--- Dataset entries ---
□ □ □

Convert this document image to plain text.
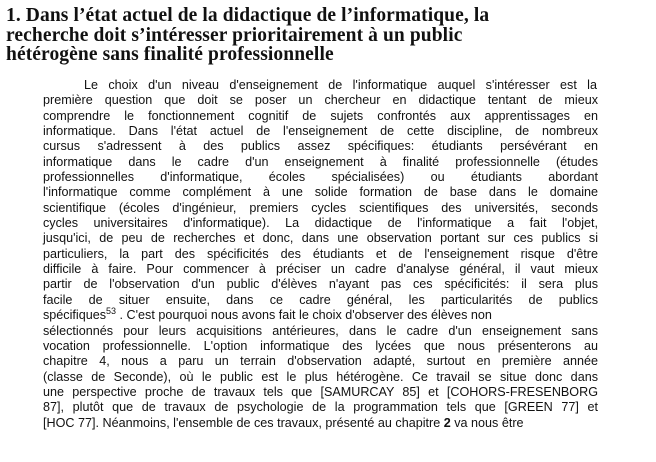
1. Dans l’état actuel de la didactique de l’informatique, la
recherche doit s’intéresser prioritairement à un public
hétérogène sans finalité professionnelle
Le choix d'un niveau d'enseignement de l'informatique auquel s'intéresser est la
première question que doit se poser un chercheur en didactique tentant de mieux
comprendre le fonctionnement cognitif de sujets confrontés aux apprentissages en
informatique. Dans l'état actuel de l'enseignement de cette discipline, de nombreux
cursus s'adressent à des publics assez spécifiques: étudiants persévérant en
informatique dans le cadre d'un enseignement à finalité professionnelle (études
professionnelles d'informatique, écoles spécialisées) ou étudiants abordant
l'informatique comme complément à une solide formation de base dans le domaine
scientifique (écoles d'ingénieur, premiers cycles scientifiques des universités, seconds
cycles universitaires d'informatique). La didactique de l'informatique a fait l'objet,
jusqu'ici, de peu de recherches et donc, dans une observation portant sur ces publics si
particuliers, la part des spécificités des étudiants et de l'enseignement risque d'être
difficile à faire. Pour commencer à préciser un cadre d'analyse général, il vaut mieux
partir de l'observation d'un public d'élèves n'ayant pas ces spécificités: il sera plus
facile de situer ensuite, dans ce cadre général, les particularités de publics
spécifiques$^{53}$ . C'est pourquoi nous avons fait le choix d'observer des élèves non
sélectionnés pour leurs acquisitions antérieures, dans le cadre d'un enseignement sans
vocation professionnelle. L'option informatique des lycées que nous présenterons au
chapitre 4, nous a paru un terrain d'observation adapté, surtout en première année
(classe de Seconde), où le public est le plus hétérogène. Ce travail se situe donc dans
une perspective proche de travaux tels que [SAMURCAY 85] et [COHORS-FRESENBORG
87], plutôt que de travaux de psychologie de la programmation tels que [GREEN 77] et
[HOC 77]. Néanmoins, l'ensemble de ces travaux, présenté au chapitre 2 va nous être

□ □ □

--- Your objective ---
Write out the listing above exactly as it stands, pictures excluded.

--- Answer to the exercise ---
Convert this document image to plain text.
1. Dans l’état actuel de la didactique de l’informatique, la
recherche doit s’intéresser prioritairement à un public
hétérogène sans finalité professionnelle
Le choix d'un niveau d'enseignement de l'informatique auquel s'intéresser est la
première question que doit se poser un chercheur en didactique tentant de mieux
comprendre le fonctionnement cognitif de sujets confrontés aux apprentissages en
informatique. Dans l'état actuel de l'enseignement de cette discipline, de nombreux
cursus s'adressent à des publics assez spécifiques: étudiants persévérant en
informatique dans le cadre d'un enseignement à finalité professionnelle (études
professionnelles d'informatique, écoles spécialisées) ou étudiants abordant
l'informatique comme complément à une solide formation de base dans le domaine
scientifique (écoles d'ingénieur, premiers cycles scientifiques des universités, seconds
cycles universitaires d'informatique). La didactique de l'informatique a fait l'objet,
jusqu'ici, de peu de recherches et donc, dans une observation portant sur ces publics si
particuliers, la part des spécificités des étudiants et de l'enseignement risque d'être
difficile à faire. Pour commencer à préciser un cadre d'analyse général, il vaut mieux
partir de l'observation d'un public d'élèves n'ayant pas ces spécificités: il sera plus
facile de situer ensuite, dans ce cadre général, les particularités de publics
spécifiques$^{53}$ . C'est pourquoi nous avons fait le choix d'observer des élèves non
sélectionnés pour leurs acquisitions antérieures, dans le cadre d'un enseignement sans
vocation professionnelle. L'option informatique des lycées que nous présenterons au
chapitre 4, nous a paru un terrain d'observation adapté, surtout en première année
(classe de Seconde), où le public est le plus hétérogène. Ce travail se situe donc dans
une perspective proche de travaux tels que [SAMURCAY 85] et [COHORS-FRESENBORG
87], plutôt que de travaux de psychologie de la programmation tels que [GREEN 77] et
[HOC 77]. Néanmoins, l'ensemble de ces travaux, présenté au chapitre 2 va nous être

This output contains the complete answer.